§ SUPPLIED MATERIAL
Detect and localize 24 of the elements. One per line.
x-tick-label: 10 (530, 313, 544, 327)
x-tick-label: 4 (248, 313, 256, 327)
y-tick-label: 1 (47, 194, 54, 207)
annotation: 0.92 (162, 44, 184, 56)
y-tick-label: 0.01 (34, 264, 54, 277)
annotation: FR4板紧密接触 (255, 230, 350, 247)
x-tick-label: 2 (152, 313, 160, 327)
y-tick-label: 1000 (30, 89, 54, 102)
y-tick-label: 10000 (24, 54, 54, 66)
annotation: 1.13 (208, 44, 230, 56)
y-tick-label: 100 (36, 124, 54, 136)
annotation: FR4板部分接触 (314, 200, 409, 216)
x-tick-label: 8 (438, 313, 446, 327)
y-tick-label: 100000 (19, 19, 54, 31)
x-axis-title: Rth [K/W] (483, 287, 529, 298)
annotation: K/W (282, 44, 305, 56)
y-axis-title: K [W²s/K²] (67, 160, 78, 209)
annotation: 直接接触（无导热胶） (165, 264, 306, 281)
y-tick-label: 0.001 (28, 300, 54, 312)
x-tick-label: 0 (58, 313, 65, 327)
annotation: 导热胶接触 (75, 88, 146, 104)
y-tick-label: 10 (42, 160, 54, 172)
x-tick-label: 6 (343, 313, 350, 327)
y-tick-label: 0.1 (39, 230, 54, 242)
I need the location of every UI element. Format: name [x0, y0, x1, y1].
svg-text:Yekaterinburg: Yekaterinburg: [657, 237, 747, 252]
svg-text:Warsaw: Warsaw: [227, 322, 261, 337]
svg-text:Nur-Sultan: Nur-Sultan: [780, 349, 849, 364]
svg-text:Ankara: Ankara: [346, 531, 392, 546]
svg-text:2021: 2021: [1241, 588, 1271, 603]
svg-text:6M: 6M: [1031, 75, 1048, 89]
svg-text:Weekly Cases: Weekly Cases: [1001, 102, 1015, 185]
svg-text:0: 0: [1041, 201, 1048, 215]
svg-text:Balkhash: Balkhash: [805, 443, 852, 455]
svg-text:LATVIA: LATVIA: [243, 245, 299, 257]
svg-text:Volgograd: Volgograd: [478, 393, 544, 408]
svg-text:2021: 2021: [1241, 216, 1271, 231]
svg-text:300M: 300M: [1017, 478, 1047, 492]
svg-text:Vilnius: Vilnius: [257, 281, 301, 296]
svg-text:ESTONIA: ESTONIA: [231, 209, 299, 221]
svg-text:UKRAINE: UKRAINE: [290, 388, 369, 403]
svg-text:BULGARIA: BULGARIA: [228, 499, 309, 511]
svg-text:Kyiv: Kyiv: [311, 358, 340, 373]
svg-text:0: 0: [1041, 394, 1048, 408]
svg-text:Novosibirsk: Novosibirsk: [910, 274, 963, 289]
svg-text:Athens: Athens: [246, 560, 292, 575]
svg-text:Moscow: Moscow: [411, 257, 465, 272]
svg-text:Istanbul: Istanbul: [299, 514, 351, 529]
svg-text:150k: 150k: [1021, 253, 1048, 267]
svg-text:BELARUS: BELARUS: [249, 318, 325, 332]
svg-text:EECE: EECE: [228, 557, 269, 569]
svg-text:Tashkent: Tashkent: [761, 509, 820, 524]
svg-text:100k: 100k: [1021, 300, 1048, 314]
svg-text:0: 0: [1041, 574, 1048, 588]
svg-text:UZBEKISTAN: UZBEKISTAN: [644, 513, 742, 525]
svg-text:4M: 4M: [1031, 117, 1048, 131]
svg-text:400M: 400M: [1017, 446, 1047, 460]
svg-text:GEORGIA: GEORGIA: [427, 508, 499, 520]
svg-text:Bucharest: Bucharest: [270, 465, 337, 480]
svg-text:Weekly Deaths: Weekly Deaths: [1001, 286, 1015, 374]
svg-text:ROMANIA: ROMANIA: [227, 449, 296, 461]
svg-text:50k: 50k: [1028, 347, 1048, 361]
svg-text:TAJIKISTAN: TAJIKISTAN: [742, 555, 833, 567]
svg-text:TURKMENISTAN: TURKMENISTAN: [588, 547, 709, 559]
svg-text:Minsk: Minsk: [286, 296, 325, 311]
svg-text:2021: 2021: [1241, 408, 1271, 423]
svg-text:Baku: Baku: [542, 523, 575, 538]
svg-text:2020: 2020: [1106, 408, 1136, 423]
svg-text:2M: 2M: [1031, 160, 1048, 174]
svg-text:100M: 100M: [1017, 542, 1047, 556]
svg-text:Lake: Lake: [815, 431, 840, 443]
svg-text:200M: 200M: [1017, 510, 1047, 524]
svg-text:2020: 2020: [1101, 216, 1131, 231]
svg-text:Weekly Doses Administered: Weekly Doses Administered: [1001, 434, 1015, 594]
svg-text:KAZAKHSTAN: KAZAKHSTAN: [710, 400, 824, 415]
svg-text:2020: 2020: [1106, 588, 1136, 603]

§ WHAT TO DO
Update the items above by replacing every "Weekly" with "Daily". Leave everything else unchanged.

§ TASK SOLUTION
Detect and localize 24 of the elements. One per line.
x-tick-label: 10 (530, 313, 544, 327)
x-tick-label: 4 (248, 313, 256, 327)
y-tick-label: 1 (47, 194, 54, 207)
annotation: 0.92 (162, 44, 184, 56)
y-tick-label: 0.01 (34, 264, 54, 277)
annotation: FR4板紧密接触 (255, 230, 350, 247)
x-tick-label: 2 (152, 313, 160, 327)
y-tick-label: 1000 (30, 89, 54, 102)
y-tick-label: 10000 (24, 54, 54, 66)
annotation: 1.13 (208, 44, 230, 56)
y-tick-label: 100 (36, 124, 54, 136)
annotation: FR4板部分接触 (314, 200, 409, 216)
x-tick-label: 8 (438, 313, 446, 327)
y-tick-label: 100000 (19, 19, 54, 31)
x-axis-title: Rth [K/W] (483, 287, 529, 298)
annotation: K/W (282, 44, 305, 56)
y-axis-title: K [W²s/K²] (67, 160, 78, 209)
annotation: 直接接触（无导热胶） (165, 264, 306, 281)
y-tick-label: 0.001 (28, 300, 54, 312)
x-tick-label: 0 (58, 313, 65, 327)
annotation: 导热胶接触 (75, 88, 146, 104)
y-tick-label: 10 (42, 160, 54, 172)
x-tick-label: 6 (343, 313, 350, 327)
y-tick-label: 0.1 (39, 230, 54, 242)
I need the location of every UI element. Format: name [x0, y0, x1, y1].
svg-text:Yekaterinburg: Yekaterinburg: [657, 237, 747, 252]
svg-text:Warsaw: Warsaw: [227, 322, 261, 337]
svg-text:Nur-Sultan: Nur-Sultan: [780, 349, 849, 364]
svg-text:Ankara: Ankara: [346, 531, 392, 546]
svg-text:2021: 2021: [1241, 588, 1271, 603]
svg-text:6M: 6M: [1031, 75, 1048, 89]
svg-text:Daily Cases: Daily Cases: [1001, 102, 1015, 185]
svg-text:0: 0: [1041, 201, 1048, 215]
svg-text:Balkhash: Balkhash: [805, 443, 852, 455]
svg-text:LATVIA: LATVIA: [243, 245, 299, 257]
svg-text:Volgograd: Volgograd: [478, 393, 544, 408]
svg-text:2021: 2021: [1241, 216, 1271, 231]
svg-text:300M: 300M: [1017, 478, 1047, 492]
svg-text:Vilnius: Vilnius: [257, 281, 301, 296]
svg-text:ESTONIA: ESTONIA: [231, 209, 299, 221]
svg-text:UKRAINE: UKRAINE: [290, 388, 369, 403]
svg-text:BULGARIA: BULGARIA: [228, 499, 309, 511]
svg-text:Kyiv: Kyiv: [311, 358, 340, 373]
svg-text:0: 0: [1041, 394, 1048, 408]
svg-text:Novosibirsk: Novosibirsk: [910, 274, 963, 289]
svg-text:Athens: Athens: [246, 560, 292, 575]
svg-text:Moscow: Moscow: [411, 257, 465, 272]
svg-text:Istanbul: Istanbul: [299, 514, 351, 529]
svg-text:150k: 150k: [1021, 253, 1048, 267]
svg-text:BELARUS: BELARUS: [249, 318, 325, 332]
svg-text:EECE: EECE: [228, 557, 269, 569]
svg-text:Tashkent: Tashkent: [761, 509, 820, 524]
svg-text:100k: 100k: [1021, 300, 1048, 314]
svg-text:0: 0: [1041, 574, 1048, 588]
svg-text:UZBEKISTAN: UZBEKISTAN: [644, 513, 742, 525]
svg-text:4M: 4M: [1031, 117, 1048, 131]
svg-text:400M: 400M: [1017, 446, 1047, 460]
svg-text:GEORGIA: GEORGIA: [427, 508, 499, 520]
svg-text:Bucharest: Bucharest: [270, 465, 337, 480]
svg-text:Daily Deaths: Daily Deaths: [1001, 286, 1015, 374]
svg-text:ROMANIA: ROMANIA: [227, 449, 296, 461]
svg-text:50k: 50k: [1028, 347, 1048, 361]
svg-text:TAJIKISTAN: TAJIKISTAN: [742, 555, 833, 567]
svg-text:TURKMENISTAN: TURKMENISTAN: [588, 547, 709, 559]
svg-text:Minsk: Minsk: [286, 296, 325, 311]
svg-text:2021: 2021: [1241, 408, 1271, 423]
svg-text:Baku: Baku: [542, 523, 575, 538]
svg-text:2020: 2020: [1106, 408, 1136, 423]
svg-text:2M: 2M: [1031, 160, 1048, 174]
svg-text:100M: 100M: [1017, 542, 1047, 556]
svg-text:Lake: Lake: [815, 431, 840, 443]
svg-text:200M: 200M: [1017, 510, 1047, 524]
svg-text:2020: 2020: [1101, 216, 1131, 231]
svg-text:Daily Doses Administered: Daily Doses Administered: [1001, 434, 1015, 594]
svg-text:KAZAKHSTAN: KAZAKHSTAN: [710, 400, 824, 415]
svg-text:2020: 2020: [1106, 588, 1136, 603]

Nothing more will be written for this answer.